Questions on the material
1) Answer these questions from the blog post about the Sorenson DNA database, marking each answer with its letter.
(a) What did the writer do with the fluid from the kit?
(b) What was mailed back to Sorenson's along with the sample?
(c) By what date must a participant have returned the kit to be eligible for the offer?
2) According to the blog post about the Sorenson DNA database, what were the samples used for at the time, since participants could not see their own results?
3) Extend the blog post about the Sorenson DNA database, starting after its final sentence.

Page extract

========

21 August 2008

And Now For Something Completely Different



Just as I am on a roll with Pauline/Helen, a distraction pushed it's way into my day.

About 3 years ago Sorenson Molecular was starting a DNA database project. I volunteered to participate. I was sent a kit in which to submit my sample. It was so easy. I just swished a pleasant tasting fluid around in my mouth for a couple of minutes and spit it into a container. I mailed it back to Sorenson's along with a "proven" 4 generation pedigree chart. At the time, the results were not available to the participants, but were used in comparing random DNA data collected from around the world.

A couple of months ago I get an email from Sorenson's:

Sorenson Molecular Genealogy Foundation (SMGF) is excited to announce that your personalized DNA results are now available from the Sorenson mtDNA database, through a special offer made by GeneTree, a family networking website. Eligible participants may obtain their mtDNA-HVI, II, III results and pedigree information
To be eligible for this offer you must have requested an SMGF participation kit prior to October 23, 2007 and returned your kit prior to Dec 31, 2007.

========

Data provided
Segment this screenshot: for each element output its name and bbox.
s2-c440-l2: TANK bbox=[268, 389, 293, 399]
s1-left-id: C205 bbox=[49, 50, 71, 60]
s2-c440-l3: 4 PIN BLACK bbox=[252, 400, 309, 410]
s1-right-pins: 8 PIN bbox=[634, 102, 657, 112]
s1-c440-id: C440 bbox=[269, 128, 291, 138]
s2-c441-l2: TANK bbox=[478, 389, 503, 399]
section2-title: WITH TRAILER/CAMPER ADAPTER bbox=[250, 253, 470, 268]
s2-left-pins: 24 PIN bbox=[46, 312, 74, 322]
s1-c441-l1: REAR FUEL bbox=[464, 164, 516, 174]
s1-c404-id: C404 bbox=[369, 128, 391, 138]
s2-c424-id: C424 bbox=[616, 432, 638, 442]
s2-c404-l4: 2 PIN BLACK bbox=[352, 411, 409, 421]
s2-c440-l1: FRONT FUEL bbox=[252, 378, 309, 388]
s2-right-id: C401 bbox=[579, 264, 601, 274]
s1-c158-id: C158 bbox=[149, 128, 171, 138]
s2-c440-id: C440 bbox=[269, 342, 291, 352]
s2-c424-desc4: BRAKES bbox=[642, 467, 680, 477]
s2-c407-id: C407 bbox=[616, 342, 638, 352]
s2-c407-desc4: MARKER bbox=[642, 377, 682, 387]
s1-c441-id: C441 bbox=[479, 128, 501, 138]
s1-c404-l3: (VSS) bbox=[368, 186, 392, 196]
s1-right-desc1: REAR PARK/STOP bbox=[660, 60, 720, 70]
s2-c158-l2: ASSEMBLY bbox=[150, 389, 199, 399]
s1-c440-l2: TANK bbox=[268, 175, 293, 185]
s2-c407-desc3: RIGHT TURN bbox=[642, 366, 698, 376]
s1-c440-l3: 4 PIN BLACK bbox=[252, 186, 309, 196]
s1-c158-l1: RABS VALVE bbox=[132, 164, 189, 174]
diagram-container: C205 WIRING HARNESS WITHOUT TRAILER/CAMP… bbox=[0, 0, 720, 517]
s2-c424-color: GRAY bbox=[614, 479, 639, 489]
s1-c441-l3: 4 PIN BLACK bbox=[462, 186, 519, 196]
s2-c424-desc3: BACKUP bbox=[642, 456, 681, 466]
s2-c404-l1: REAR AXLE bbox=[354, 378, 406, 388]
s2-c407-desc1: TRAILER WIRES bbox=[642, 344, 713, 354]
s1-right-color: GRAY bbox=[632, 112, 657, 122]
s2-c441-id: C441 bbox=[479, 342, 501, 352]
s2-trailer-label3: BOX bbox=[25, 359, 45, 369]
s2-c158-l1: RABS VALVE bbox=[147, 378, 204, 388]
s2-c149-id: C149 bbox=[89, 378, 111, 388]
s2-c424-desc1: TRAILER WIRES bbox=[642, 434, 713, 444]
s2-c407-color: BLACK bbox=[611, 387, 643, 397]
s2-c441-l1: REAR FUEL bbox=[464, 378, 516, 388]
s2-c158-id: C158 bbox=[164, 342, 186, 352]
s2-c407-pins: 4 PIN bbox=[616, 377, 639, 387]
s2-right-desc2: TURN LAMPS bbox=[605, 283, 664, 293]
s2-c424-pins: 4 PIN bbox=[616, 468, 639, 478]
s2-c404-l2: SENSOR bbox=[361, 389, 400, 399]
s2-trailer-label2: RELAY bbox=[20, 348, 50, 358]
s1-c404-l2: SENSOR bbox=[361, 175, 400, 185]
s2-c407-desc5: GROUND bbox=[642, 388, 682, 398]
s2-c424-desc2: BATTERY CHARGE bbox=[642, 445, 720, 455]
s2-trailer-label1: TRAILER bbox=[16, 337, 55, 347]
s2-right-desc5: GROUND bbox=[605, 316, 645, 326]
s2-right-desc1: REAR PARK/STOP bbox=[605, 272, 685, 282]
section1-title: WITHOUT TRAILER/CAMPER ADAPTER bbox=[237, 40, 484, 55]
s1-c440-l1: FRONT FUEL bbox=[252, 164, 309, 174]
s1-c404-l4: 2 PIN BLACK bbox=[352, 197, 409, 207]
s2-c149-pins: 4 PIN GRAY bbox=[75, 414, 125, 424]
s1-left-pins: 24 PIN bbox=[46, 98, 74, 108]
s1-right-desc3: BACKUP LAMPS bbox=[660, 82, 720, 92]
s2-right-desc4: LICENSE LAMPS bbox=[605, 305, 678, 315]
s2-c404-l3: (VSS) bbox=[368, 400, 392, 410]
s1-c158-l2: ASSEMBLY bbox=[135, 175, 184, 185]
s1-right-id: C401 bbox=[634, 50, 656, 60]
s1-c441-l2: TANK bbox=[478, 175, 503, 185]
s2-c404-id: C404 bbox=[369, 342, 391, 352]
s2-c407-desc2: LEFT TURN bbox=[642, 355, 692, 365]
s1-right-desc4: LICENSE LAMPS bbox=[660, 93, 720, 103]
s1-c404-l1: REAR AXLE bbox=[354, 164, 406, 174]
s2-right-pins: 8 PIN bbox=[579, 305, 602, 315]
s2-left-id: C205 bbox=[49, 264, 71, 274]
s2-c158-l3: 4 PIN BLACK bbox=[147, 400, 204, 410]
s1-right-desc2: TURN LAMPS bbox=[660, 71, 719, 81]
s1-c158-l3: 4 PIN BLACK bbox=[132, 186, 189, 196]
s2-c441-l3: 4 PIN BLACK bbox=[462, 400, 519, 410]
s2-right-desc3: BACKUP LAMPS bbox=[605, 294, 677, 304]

========

Numbered answers
1)
(a) The writer swished it around in the mouth for a couple of minutes and spit it into a container.
(b) A "proven" 4 generation pedigree chart.
(c) Before Dec 31, 2007.

2) At the time, the results were not available to the participants. Instead, they were used to compare random DNA data collected from around the world.

3)
Today I received the results. I am excited but I am not sure what I am excited about!


16189 C T
16193.1 C -
16193.2 C -
16311 C T
16519 C T
73 G A
263 G A
295 A C
309.1 C -
309.2 C -
315.1 C -


Test Results for the range 15968 to 16569 and 1 to 584

MtDNA Haplogroup: R
MtDNA Subgroup: B4c


I spent the better part of the day trying to understand what these results mean. Here is what I found that explained in the plainest of English:


mtDNA Haplogroup R Summary

Haplogroups M and N, appearing about 63,000 years ago, represent two branches of haplogroup L3. Haplogroups M and N encompass the entire mitochondrial genetic pool of all non-African populations.

Approximately 60,000 years ago, haplogroup N diverged, giving rise to haplogroup R.

While haplogroups M, N, R and their branches are found throughout southern Asia, eastern Eurasia and Australasia, only high level haplogroup diversity within N and R are found in
western Eurasia.

The N superhaplogroup has been characterized as pan-Eurasian. Haplogroup N is one of the two major trunks emerging from the original African root, and dates to approximately 65,000 years ago. Interestingly, several sub-haplogroups of the N cluster—haplogroup N1 and derivative lineages—have been detected in the Near East, suggesting either early divergence near the root of haplogroup N or subsequent migrations back towards western Eurasia following the original dispersal into east Eurasia. Future work will further document the historical distribution of this root haplogroup and closely related haplogroups within the N cluster.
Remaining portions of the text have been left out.